Your goal
How many of the lines below contain "output"? Answer with that number alone.

──────── Record excerpts ────────

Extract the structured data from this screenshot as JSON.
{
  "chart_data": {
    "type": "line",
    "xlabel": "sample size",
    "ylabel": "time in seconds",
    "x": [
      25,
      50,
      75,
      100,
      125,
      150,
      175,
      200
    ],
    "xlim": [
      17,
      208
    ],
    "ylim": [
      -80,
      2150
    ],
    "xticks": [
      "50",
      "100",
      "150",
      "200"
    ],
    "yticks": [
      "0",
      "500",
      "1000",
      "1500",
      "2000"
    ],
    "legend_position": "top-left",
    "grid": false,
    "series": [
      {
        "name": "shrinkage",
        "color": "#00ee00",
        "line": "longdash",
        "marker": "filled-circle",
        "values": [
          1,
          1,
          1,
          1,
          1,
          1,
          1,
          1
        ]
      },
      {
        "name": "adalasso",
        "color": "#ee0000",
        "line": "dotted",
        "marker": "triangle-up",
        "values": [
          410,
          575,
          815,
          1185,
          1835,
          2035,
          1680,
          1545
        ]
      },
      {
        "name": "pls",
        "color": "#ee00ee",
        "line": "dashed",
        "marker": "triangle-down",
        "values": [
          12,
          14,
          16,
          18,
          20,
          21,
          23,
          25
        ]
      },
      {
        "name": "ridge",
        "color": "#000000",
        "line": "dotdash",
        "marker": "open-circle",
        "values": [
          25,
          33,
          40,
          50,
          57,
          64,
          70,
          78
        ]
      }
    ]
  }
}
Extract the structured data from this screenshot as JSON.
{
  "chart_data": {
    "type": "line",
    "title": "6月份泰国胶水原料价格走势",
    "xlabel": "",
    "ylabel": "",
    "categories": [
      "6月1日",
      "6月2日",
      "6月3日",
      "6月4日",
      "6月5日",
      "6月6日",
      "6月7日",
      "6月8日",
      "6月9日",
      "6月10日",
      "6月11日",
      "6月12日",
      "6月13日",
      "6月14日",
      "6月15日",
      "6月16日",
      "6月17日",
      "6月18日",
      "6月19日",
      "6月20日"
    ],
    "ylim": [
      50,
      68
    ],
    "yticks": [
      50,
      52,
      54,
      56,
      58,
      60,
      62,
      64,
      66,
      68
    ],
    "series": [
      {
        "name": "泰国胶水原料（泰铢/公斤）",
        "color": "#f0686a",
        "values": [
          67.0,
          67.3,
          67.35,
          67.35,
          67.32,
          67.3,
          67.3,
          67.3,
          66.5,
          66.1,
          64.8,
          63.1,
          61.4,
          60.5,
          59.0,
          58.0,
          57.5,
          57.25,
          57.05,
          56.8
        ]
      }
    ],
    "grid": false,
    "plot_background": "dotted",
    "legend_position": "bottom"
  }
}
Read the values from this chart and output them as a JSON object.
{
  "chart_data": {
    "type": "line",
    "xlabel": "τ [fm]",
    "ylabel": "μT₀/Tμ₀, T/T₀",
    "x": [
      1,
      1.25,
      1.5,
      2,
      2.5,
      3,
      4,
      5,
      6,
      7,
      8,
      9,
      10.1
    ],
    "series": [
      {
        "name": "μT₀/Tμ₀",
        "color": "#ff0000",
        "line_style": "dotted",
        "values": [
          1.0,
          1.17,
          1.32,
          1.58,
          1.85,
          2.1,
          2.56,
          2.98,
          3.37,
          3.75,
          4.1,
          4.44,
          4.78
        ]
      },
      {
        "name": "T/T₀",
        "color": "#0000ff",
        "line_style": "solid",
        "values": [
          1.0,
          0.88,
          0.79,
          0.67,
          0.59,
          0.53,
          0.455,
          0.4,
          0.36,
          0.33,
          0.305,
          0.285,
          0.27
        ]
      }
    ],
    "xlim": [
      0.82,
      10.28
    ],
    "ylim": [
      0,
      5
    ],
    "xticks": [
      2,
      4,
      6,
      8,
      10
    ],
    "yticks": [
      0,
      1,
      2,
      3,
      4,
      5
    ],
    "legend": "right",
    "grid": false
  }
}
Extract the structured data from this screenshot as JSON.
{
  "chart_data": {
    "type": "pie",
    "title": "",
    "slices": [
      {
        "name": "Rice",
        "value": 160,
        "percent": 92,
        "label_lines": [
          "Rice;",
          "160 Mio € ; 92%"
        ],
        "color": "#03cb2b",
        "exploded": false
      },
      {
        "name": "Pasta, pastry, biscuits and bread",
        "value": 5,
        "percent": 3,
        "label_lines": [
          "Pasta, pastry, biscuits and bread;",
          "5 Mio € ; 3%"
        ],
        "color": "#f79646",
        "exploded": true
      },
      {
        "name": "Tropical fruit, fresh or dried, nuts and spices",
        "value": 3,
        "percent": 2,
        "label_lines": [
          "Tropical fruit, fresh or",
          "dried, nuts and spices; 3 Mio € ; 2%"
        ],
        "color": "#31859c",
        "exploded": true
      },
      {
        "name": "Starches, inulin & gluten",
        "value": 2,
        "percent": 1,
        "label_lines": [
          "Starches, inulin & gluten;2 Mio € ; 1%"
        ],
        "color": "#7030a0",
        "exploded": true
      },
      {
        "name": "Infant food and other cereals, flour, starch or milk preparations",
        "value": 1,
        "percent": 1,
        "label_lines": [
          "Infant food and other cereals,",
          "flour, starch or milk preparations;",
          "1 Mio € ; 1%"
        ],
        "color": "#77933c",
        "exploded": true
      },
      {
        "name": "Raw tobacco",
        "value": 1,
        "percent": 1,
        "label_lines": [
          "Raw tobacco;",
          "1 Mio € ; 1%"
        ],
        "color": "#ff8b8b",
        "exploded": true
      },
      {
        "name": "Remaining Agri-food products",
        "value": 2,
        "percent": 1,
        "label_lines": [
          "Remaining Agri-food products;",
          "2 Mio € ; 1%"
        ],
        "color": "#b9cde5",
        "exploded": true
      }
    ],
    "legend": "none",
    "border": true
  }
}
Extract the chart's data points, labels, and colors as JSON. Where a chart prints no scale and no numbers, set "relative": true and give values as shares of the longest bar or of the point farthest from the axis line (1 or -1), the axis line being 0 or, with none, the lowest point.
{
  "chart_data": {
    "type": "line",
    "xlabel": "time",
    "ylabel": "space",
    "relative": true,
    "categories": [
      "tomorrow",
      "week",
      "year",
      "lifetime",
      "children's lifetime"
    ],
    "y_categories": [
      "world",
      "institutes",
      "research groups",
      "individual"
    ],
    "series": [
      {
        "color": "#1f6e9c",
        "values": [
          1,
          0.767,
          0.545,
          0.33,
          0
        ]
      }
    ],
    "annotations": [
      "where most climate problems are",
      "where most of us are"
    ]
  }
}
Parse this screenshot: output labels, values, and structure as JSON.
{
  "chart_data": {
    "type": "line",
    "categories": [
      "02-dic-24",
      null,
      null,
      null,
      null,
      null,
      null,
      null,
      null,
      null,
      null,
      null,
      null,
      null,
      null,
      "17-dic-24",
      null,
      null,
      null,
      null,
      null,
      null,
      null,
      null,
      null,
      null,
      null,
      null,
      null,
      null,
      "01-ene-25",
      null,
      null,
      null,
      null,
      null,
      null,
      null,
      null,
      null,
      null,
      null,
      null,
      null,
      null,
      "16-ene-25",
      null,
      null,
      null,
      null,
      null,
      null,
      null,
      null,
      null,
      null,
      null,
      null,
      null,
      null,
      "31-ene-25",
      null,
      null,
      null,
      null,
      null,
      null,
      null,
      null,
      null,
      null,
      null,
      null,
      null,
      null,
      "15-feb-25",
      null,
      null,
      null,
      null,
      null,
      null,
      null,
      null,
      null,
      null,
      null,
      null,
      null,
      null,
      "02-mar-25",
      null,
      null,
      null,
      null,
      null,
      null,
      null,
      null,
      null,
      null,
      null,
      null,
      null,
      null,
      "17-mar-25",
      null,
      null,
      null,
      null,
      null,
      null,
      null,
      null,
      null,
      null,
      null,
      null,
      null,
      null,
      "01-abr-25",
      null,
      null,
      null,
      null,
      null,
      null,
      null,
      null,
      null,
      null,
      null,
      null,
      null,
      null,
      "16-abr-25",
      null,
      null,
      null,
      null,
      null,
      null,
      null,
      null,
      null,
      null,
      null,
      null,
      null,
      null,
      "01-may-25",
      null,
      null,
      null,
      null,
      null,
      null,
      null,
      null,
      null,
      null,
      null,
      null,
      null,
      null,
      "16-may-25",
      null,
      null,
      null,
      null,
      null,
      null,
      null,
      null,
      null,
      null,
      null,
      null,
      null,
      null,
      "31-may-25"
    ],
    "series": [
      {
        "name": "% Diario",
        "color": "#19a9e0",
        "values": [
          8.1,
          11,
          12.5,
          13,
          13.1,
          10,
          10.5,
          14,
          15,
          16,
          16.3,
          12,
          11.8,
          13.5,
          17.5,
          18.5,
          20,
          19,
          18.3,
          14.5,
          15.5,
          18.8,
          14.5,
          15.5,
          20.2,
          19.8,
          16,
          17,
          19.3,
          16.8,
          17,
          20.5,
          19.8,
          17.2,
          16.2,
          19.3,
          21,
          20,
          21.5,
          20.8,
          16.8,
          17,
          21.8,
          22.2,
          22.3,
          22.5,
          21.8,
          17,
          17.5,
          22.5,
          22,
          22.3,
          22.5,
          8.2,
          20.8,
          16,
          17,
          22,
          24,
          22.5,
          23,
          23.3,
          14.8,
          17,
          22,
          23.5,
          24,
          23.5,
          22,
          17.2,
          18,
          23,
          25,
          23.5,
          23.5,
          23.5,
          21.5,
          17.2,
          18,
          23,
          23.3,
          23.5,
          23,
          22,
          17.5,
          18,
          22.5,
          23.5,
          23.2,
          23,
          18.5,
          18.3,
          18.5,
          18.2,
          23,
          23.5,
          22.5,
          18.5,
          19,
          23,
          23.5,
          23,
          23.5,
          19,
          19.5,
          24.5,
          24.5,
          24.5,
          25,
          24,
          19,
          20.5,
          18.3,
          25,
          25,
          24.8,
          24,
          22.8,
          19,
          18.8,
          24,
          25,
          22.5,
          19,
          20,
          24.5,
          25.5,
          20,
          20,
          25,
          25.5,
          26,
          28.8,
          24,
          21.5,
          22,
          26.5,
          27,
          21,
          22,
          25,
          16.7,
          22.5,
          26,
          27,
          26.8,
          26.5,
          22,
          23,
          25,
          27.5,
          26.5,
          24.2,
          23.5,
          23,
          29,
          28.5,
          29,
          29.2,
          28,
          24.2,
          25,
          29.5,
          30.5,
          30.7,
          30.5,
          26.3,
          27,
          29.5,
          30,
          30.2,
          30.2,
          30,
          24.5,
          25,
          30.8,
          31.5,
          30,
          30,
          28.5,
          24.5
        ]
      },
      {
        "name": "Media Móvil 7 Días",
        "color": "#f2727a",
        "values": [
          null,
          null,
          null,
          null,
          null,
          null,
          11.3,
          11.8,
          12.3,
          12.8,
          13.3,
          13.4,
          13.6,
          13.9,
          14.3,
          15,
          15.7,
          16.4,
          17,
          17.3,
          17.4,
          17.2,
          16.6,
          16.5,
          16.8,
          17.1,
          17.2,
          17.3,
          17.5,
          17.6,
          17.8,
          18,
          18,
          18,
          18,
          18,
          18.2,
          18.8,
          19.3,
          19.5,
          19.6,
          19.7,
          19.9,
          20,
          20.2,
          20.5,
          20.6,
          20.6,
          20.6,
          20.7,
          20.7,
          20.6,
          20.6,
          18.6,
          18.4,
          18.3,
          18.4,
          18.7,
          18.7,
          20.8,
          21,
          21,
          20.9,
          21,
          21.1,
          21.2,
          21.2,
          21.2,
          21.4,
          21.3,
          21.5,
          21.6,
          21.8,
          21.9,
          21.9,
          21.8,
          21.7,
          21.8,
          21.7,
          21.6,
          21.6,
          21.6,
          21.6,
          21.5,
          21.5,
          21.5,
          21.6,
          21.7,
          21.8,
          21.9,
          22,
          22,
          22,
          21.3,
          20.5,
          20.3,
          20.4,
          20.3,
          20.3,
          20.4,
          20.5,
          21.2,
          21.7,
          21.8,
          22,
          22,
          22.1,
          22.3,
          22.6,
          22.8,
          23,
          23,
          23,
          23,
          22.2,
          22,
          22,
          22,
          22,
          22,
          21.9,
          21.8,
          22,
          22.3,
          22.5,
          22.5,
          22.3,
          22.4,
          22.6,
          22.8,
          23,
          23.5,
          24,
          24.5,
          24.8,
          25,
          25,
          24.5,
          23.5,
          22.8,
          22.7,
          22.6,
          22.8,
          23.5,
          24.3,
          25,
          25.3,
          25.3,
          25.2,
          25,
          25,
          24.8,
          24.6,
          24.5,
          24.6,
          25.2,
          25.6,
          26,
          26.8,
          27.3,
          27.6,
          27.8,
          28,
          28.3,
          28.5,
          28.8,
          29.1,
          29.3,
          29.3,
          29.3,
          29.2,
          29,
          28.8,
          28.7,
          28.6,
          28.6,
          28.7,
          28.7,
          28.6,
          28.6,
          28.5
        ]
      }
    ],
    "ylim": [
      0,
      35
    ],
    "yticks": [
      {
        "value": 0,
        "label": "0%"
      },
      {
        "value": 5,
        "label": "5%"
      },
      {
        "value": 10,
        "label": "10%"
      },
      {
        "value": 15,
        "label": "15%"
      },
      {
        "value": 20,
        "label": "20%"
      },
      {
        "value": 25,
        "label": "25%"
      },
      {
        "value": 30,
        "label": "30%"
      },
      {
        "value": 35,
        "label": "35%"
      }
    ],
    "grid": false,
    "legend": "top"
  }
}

────────

Answer to the exercise
2